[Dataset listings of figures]
___

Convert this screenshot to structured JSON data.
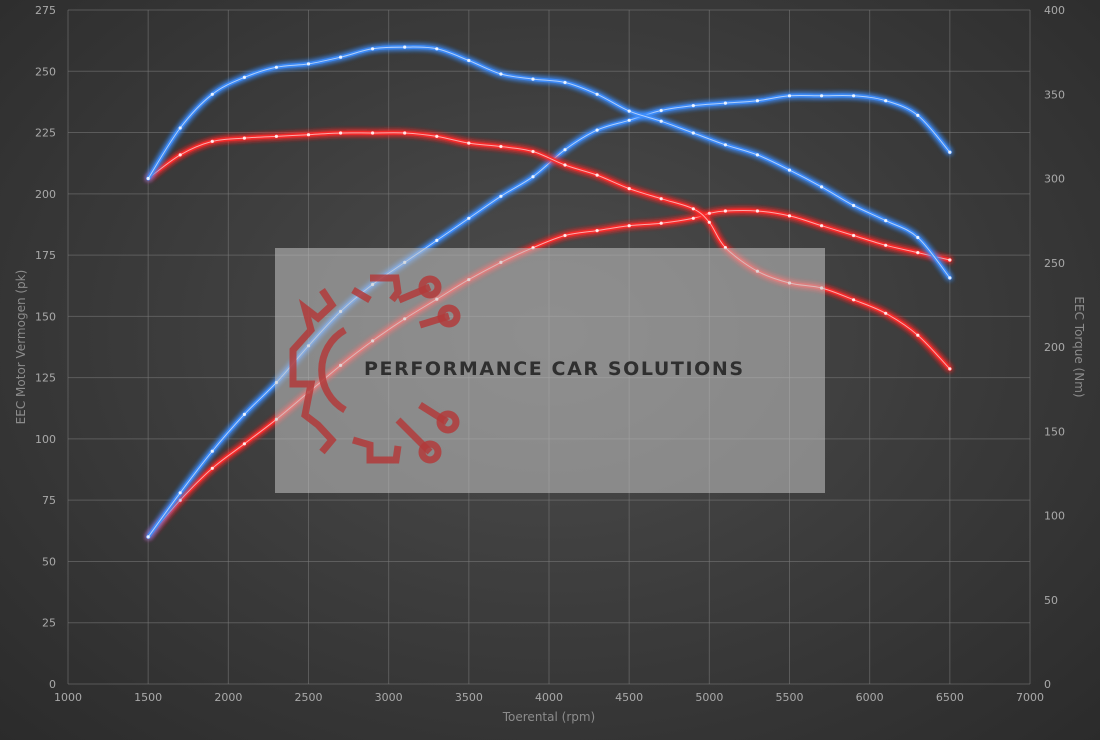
{
  "chart_data": {
    "type": "line",
    "xlabel": "Toerental (rpm)",
    "ylabel_left": "EEC Motor Vermogen (pk)",
    "ylabel_right": "EEC Torque (Nm)",
    "xlim": [
      1000,
      7000
    ],
    "ylim_left": [
      0,
      275
    ],
    "ylim_right": [
      0,
      400
    ],
    "x_ticks": [
      1000,
      1500,
      2000,
      2500,
      3000,
      3500,
      4000,
      4500,
      5000,
      5500,
      6000,
      6500,
      7000
    ],
    "y_left_ticks": [
      0,
      25,
      50,
      75,
      100,
      125,
      150,
      175,
      200,
      225,
      250,
      275
    ],
    "y_right_ticks": [
      0,
      50,
      100,
      150,
      200,
      250,
      300,
      350,
      400
    ],
    "grid": true,
    "series": [
      {
        "axis": "left",
        "color": "#ff2a2a",
        "x": [
          1500,
          1700,
          1900,
          2100,
          2300,
          2500,
          2700,
          2900,
          3100,
          3300,
          3500,
          3700,
          3900,
          4100,
          4300,
          4500,
          4700,
          4900,
          5000,
          5100,
          5300,
          5500,
          5700,
          5900,
          6100,
          6300,
          6500
        ],
        "values": [
          60,
          75,
          88,
          98,
          108,
          119,
          130,
          140,
          149,
          157,
          165,
          172,
          178,
          183,
          185,
          187,
          188,
          190,
          192,
          193,
          193,
          191,
          187,
          183,
          179,
          176,
          173
        ]
      },
      {
        "axis": "left",
        "color": "#3d8eff",
        "x": [
          1500,
          1700,
          1900,
          2100,
          2300,
          2500,
          2700,
          2900,
          3100,
          3300,
          3500,
          3700,
          3900,
          4100,
          4300,
          4500,
          4700,
          4900,
          5100,
          5300,
          5500,
          5700,
          5900,
          6100,
          6300,
          6500
        ],
        "values": [
          60,
          78,
          95,
          110,
          123,
          138,
          152,
          163,
          172,
          181,
          190,
          199,
          207,
          218,
          226,
          230,
          234,
          236,
          237,
          238,
          240,
          240,
          240,
          238,
          232,
          217
        ]
      },
      {
        "axis": "right",
        "color": "#ff2a2a",
        "x": [
          1500,
          1700,
          1900,
          2100,
          2300,
          2500,
          2700,
          2900,
          3100,
          3300,
          3500,
          3700,
          3900,
          4100,
          4300,
          4500,
          4700,
          4900,
          5000,
          5100,
          5300,
          5500,
          5700,
          5900,
          6100,
          6300,
          6500
        ],
        "values": [
          300,
          314,
          322,
          324,
          325,
          326,
          327,
          327,
          327,
          325,
          321,
          319,
          316,
          308,
          302,
          294,
          288,
          282,
          274,
          259,
          245,
          238,
          235,
          228,
          220,
          207,
          187
        ]
      },
      {
        "axis": "right",
        "color": "#3d8eff",
        "x": [
          1500,
          1700,
          1900,
          2100,
          2300,
          2500,
          2700,
          2900,
          3100,
          3300,
          3500,
          3700,
          3900,
          4100,
          4300,
          4500,
          4700,
          4900,
          5100,
          5300,
          5500,
          5700,
          5900,
          6100,
          6300,
          6500
        ],
        "values": [
          300,
          330,
          350,
          360,
          366,
          368,
          372,
          377,
          378,
          377,
          370,
          362,
          359,
          357,
          350,
          340,
          334,
          327,
          320,
          314,
          305,
          295,
          284,
          275,
          265,
          241
        ]
      }
    ]
  },
  "watermark": {
    "text": "PERFORMANCE CAR SOLUTIONS",
    "logo_color": "#b23b3b"
  }
}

___

Set task.
Transcribe the material as is, with images omitted.

Written reply.
Convert this screenshot to structured JSON data.
{
  "chart_data": {
    "type": "line",
    "xlabel": "Toerental (rpm)",
    "ylabel_left": "EEC Motor Vermogen (pk)",
    "ylabel_right": "EEC Torque (Nm)",
    "xlim": [
      1000,
      7000
    ],
    "ylim_left": [
      0,
      275
    ],
    "ylim_right": [
      0,
      400
    ],
    "x_ticks": [
      1000,
      1500,
      2000,
      2500,
      3000,
      3500,
      4000,
      4500,
      5000,
      5500,
      6000,
      6500,
      7000
    ],
    "y_left_ticks": [
      0,
      25,
      50,
      75,
      100,
      125,
      150,
      175,
      200,
      225,
      250,
      275
    ],
    "y_right_ticks": [
      0,
      50,
      100,
      150,
      200,
      250,
      300,
      350,
      400
    ],
    "grid": true,
    "series": [
      {
        "axis": "left",
        "color": "#ff2a2a",
        "x": [
          1500,
          1700,
          1900,
          2100,
          2300,
          2500,
          2700,
          2900,
          3100,
          3300,
          3500,
          3700,
          3900,
          4100,
          4300,
          4500,
          4700,
          4900,
          5000,
          5100,
          5300,
          5500,
          5700,
          5900,
          6100,
          6300,
          6500
        ],
        "values": [
          60,
          75,
          88,
          98,
          108,
          119,
          130,
          140,
          149,
          157,
          165,
          172,
          178,
          183,
          185,
          187,
          188,
          190,
          192,
          193,
          193,
          191,
          187,
          183,
          179,
          176,
          173
        ]
      },
      {
        "axis": "left",
        "color": "#3d8eff",
        "x": [
          1500,
          1700,
          1900,
          2100,
          2300,
          2500,
          2700,
          2900,
          3100,
          3300,
          3500,
          3700,
          3900,
          4100,
          4300,
          4500,
          4700,
          4900,
          5100,
          5300,
          5500,
          5700,
          5900,
          6100,
          6300,
          6500
        ],
        "values": [
          60,
          78,
          95,
          110,
          123,
          138,
          152,
          163,
          172,
          181,
          190,
          199,
          207,
          218,
          226,
          230,
          234,
          236,
          237,
          238,
          240,
          240,
          240,
          238,
          232,
          217
        ]
      },
      {
        "axis": "right",
        "color": "#ff2a2a",
        "x": [
          1500,
          1700,
          1900,
          2100,
          2300,
          2500,
          2700,
          2900,
          3100,
          3300,
          3500,
          3700,
          3900,
          4100,
          4300,
          4500,
          4700,
          4900,
          5000,
          5100,
          5300,
          5500,
          5700,
          5900,
          6100,
          6300,
          6500
        ],
        "values": [
          300,
          314,
          322,
          324,
          325,
          326,
          327,
          327,
          327,
          325,
          321,
          319,
          316,
          308,
          302,
          294,
          288,
          282,
          274,
          259,
          245,
          238,
          235,
          228,
          220,
          207,
          187
        ]
      },
      {
        "axis": "right",
        "color": "#3d8eff",
        "x": [
          1500,
          1700,
          1900,
          2100,
          2300,
          2500,
          2700,
          2900,
          3100,
          3300,
          3500,
          3700,
          3900,
          4100,
          4300,
          4500,
          4700,
          4900,
          5100,
          5300,
          5500,
          5700,
          5900,
          6100,
          6300,
          6500
        ],
        "values": [
          300,
          330,
          350,
          360,
          366,
          368,
          372,
          377,
          378,
          377,
          370,
          362,
          359,
          357,
          350,
          340,
          334,
          327,
          320,
          314,
          305,
          295,
          284,
          275,
          265,
          241
        ]
      }
    ]
  },
  "watermark": {
    "text": "PERFORMANCE CAR SOLUTIONS",
    "logo_color": "#b23b3b"
  }
}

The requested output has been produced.